*Given records*:
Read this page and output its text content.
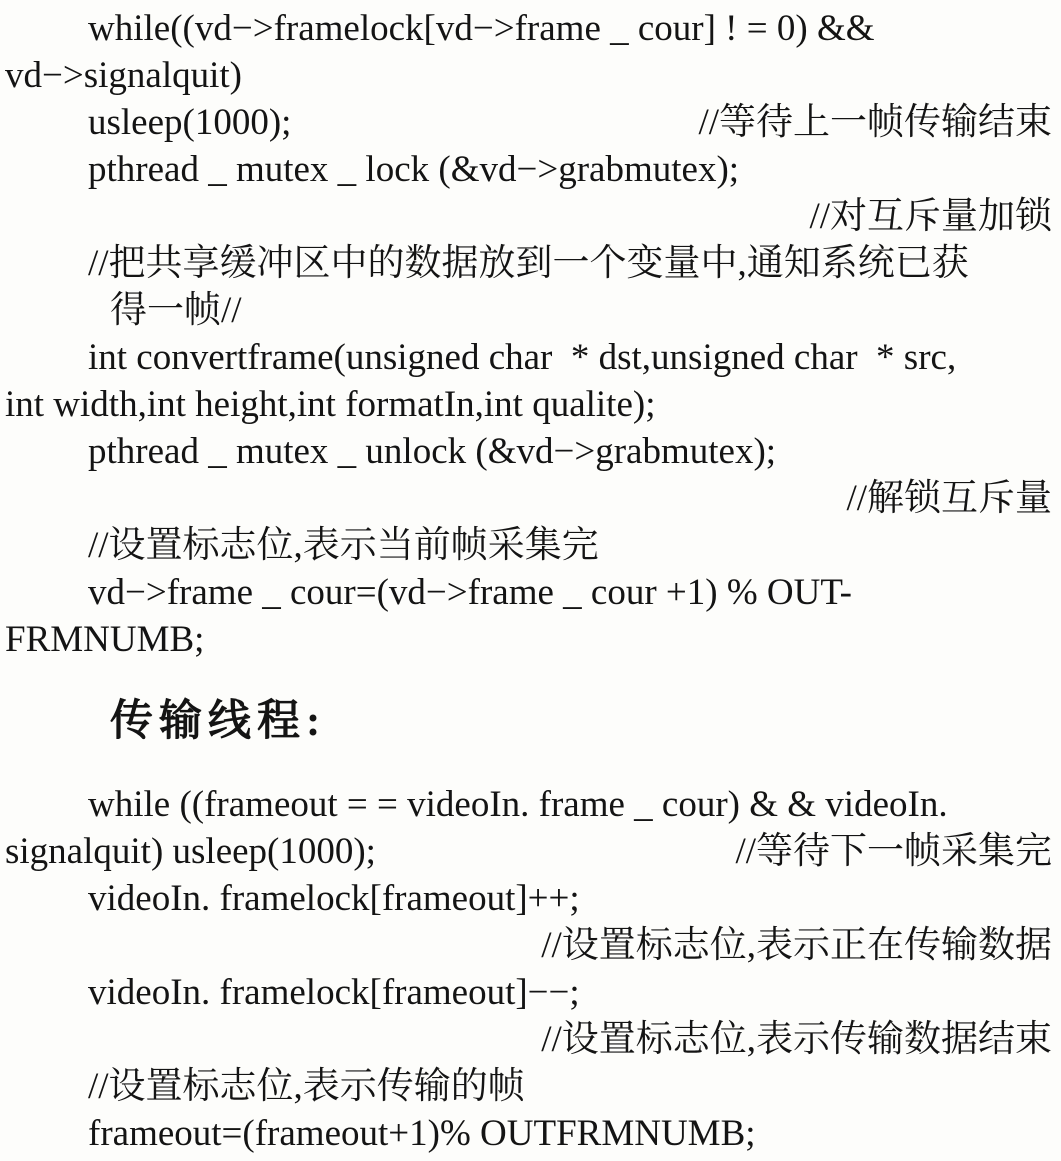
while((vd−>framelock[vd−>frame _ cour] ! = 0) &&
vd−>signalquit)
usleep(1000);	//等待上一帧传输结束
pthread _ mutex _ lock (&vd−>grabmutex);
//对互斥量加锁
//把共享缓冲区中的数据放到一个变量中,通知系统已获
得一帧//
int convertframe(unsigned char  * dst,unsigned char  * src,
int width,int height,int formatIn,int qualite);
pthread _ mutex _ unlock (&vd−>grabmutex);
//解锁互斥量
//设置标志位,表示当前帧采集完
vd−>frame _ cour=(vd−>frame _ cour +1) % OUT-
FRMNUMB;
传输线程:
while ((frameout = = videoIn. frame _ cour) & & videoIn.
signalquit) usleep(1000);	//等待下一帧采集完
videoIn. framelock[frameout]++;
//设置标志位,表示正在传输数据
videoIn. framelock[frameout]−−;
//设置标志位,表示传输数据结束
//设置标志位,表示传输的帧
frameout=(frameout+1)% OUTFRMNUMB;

---

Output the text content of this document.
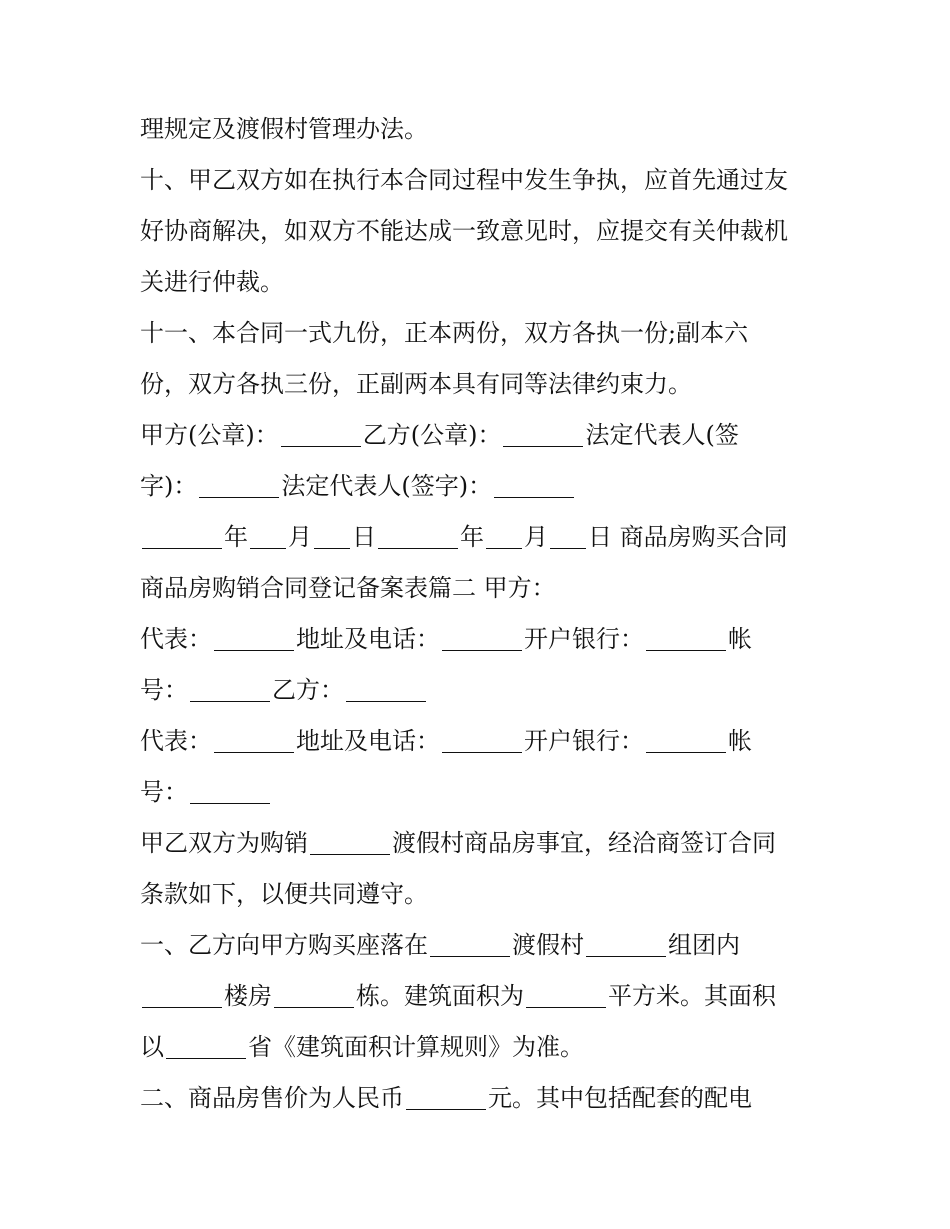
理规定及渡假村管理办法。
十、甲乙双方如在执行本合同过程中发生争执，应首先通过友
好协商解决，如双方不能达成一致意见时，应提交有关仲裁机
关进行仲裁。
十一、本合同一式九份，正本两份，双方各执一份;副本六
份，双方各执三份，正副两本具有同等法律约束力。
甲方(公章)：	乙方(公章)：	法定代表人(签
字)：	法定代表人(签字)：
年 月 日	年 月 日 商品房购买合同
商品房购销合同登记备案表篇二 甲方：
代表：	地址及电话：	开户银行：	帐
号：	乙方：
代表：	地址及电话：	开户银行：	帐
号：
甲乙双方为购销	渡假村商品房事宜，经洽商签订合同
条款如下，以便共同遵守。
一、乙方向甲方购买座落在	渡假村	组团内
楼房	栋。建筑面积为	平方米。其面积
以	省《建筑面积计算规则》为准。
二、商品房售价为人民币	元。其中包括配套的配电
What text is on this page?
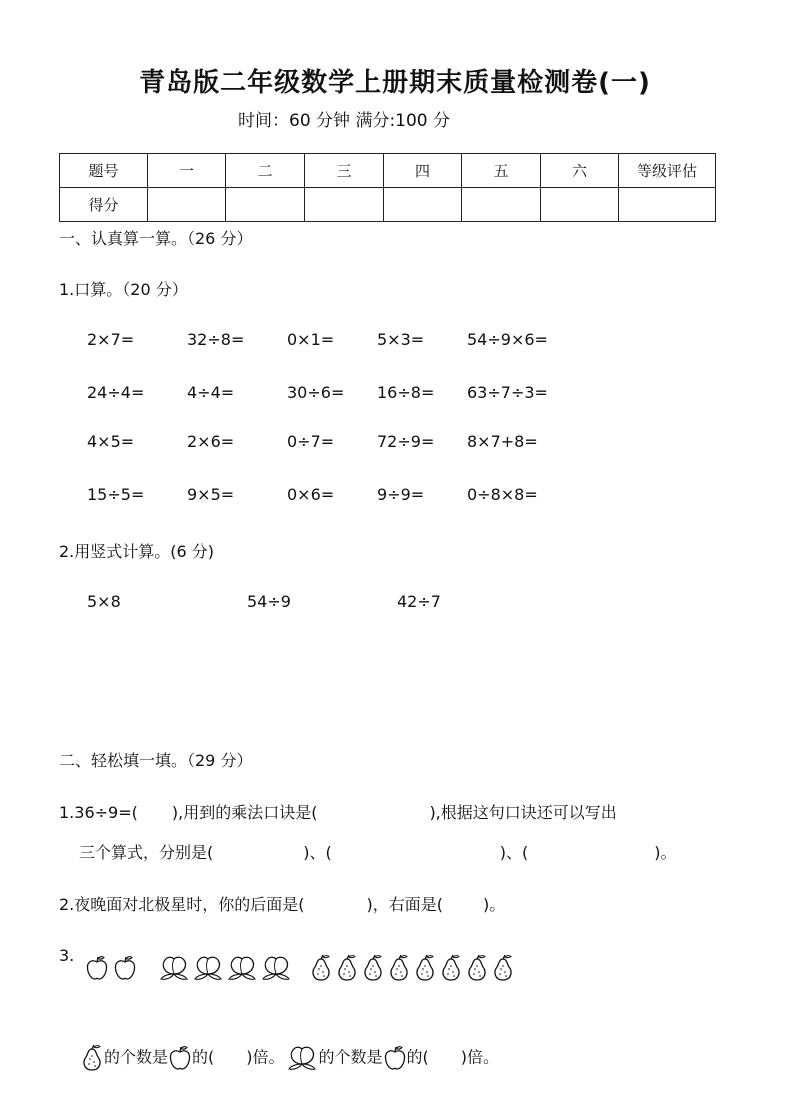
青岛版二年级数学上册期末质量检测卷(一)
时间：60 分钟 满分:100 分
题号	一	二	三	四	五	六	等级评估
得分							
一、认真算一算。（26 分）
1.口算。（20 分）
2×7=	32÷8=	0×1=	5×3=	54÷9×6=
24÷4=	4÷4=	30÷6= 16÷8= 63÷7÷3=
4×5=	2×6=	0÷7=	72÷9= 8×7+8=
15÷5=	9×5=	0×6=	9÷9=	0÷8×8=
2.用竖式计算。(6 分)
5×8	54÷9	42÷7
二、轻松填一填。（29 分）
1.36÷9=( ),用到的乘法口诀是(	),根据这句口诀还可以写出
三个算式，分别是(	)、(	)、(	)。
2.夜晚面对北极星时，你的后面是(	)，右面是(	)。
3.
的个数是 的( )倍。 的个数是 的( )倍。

*What is expected*:
Copy out every line that includes the word "page".

*Solution*:
Read this page and output its text content.
What text is on this page?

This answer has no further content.